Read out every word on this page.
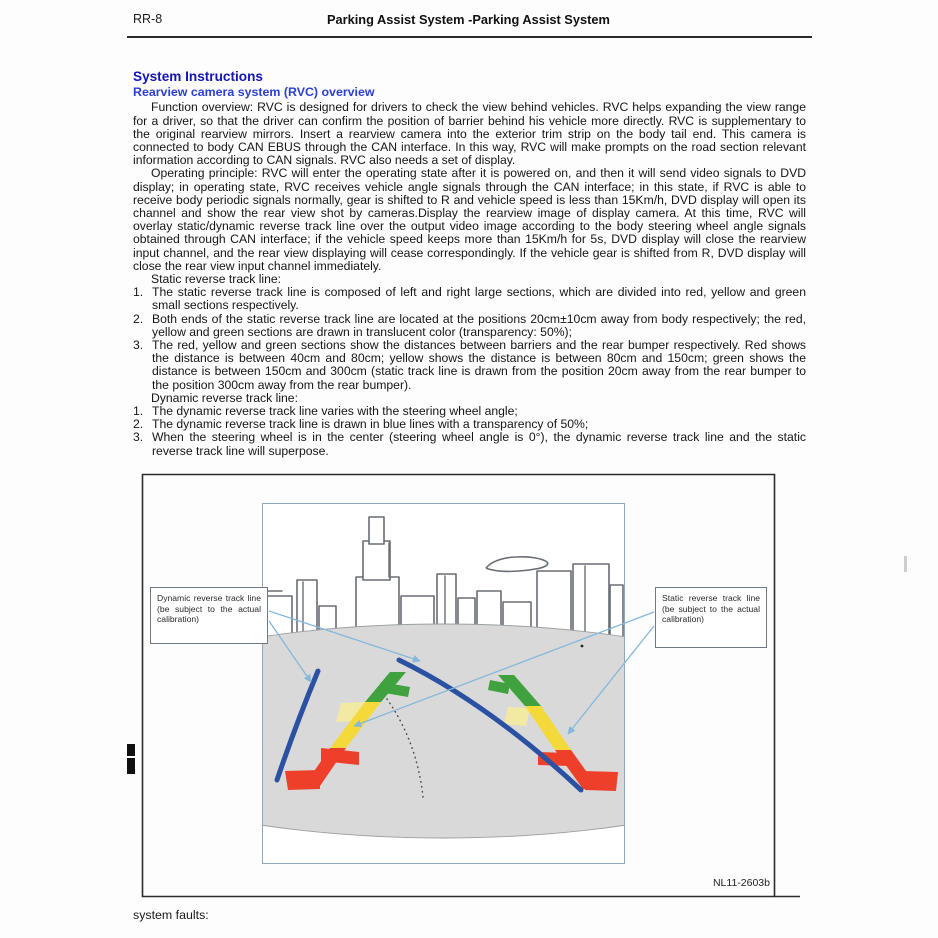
RR-8	Parking Assist System -Parking Assist System
System Instructions
Rearview camera system (RVC) overview

Function overview: RVC is designed for drivers to check the view behind vehicles. RVC helps expanding the view range for a driver, so that the driver can confirm the position of barrier behind his vehicle more directly. RVC is supplementary to the original rearview mirrors. Insert a rearview camera into the exterior trim strip on the body tail end. This camera is connected to body CAN EBUS through the CAN interface. In this way, RVC will make prompts on the road section relevant information according to CAN signals. RVC also needs a set of display.

Operating principle: RVC will enter the operating state after it is powered on, and then it will send video signals to DVD display; in operating state, RVC receives vehicle angle signals through the CAN interface; in this state, if RVC is able to receive body periodic signals normally, gear is shifted to R and vehicle speed is less than 15Km/h, DVD display will open its channel and show the rear view shot by cameras.Display the rearview image of display camera. At this time, RVC will overlay static/dynamic reverse track line over the output video image according to the body steering wheel angle signals obtained through CAN interface; if the vehicle speed keeps more than 15Km/h for 5s, DVD display will close the rearview input channel, and the rear view displaying will cease correspondingly. If the vehicle gear is shifted from R, DVD display will close the rear view input channel immediately.

Static reverse track line:

1. The static reverse track line is composed of left and right large sections, which are divided into red, yellow and green small sections respectively.
2. Both ends of the static reverse track line are located at the positions 20cm±10cm away from body respectively; the red, yellow and green sections are drawn in translucent color (transparency: 50%);
3. The red, yellow and green sections show the distances between barriers and the rear bumper respectively. Red shows the distance is between 40cm and 80cm; yellow shows the distance is between 80cm and 150cm; green shows the distance is between 150cm and 300cm (static track line is drawn from the position 20cm away from the rear bumper to the position 300cm away from the rear bumper).

Dynamic reverse track line:

1. The dynamic reverse track line varies with the steering wheel angle;
2. The dynamic reverse track line is drawn in blue lines with a transparency of 50%;
3. When the steering wheel is in the center (steering wheel angle is 0°), the dynamic reverse track line and the static reverse track line will superpose.
Dynamic reverse track line (be subject to the actual calibration)
Static reverse track line (be subject to the actual calibration)
NL11-2603b
system faults:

=======

> [Aim]: Every record above should be written out again without change, except that the pictures are left out.

> [Solution]:
Read out every word on this page.
RR-8	Parking Assist System -Parking Assist System
System Instructions
Rearview camera system (RVC) overview

Function overview: RVC is designed for drivers to check the view behind vehicles. RVC helps expanding the view range for a driver, so that the driver can confirm the position of barrier behind his vehicle more directly. RVC is supplementary to the original rearview mirrors. Insert a rearview camera into the exterior trim strip on the body tail end. This camera is connected to body CAN EBUS through the CAN interface. In this way, RVC will make prompts on the road section relevant information according to CAN signals. RVC also needs a set of display.

Operating principle: RVC will enter the operating state after it is powered on, and then it will send video signals to DVD display; in operating state, RVC receives vehicle angle signals through the CAN interface; in this state, if RVC is able to receive body periodic signals normally, gear is shifted to R and vehicle speed is less than 15Km/h, DVD display will open its channel and show the rear view shot by cameras.Display the rearview image of display camera. At this time, RVC will overlay static/dynamic reverse track line over the output video image according to the body steering wheel angle signals obtained through CAN interface; if the vehicle speed keeps more than 15Km/h for 5s, DVD display will close the rearview input channel, and the rear view displaying will cease correspondingly. If the vehicle gear is shifted from R, DVD display will close the rear view input channel immediately.

Static reverse track line:

1. The static reverse track line is composed of left and right large sections, which are divided into red, yellow and green small sections respectively.
2. Both ends of the static reverse track line are located at the positions 20cm±10cm away from body respectively; the red, yellow and green sections are drawn in translucent color (transparency: 50%);
3. The red, yellow and green sections show the distances between barriers and the rear bumper respectively. Red shows the distance is between 40cm and 80cm; yellow shows the distance is between 80cm and 150cm; green shows the distance is between 150cm and 300cm (static track line is drawn from the position 20cm away from the rear bumper to the position 300cm away from the rear bumper).

Dynamic reverse track line:

1. The dynamic reverse track line varies with the steering wheel angle;
2. The dynamic reverse track line is drawn in blue lines with a transparency of 50%;
3. When the steering wheel is in the center (steering wheel angle is 0°), the dynamic reverse track line and the static reverse track line will superpose.
Dynamic reverse track line (be subject to the actual calibration)
Static reverse track line (be subject to the actual calibration)
NL11-2603b
system faults:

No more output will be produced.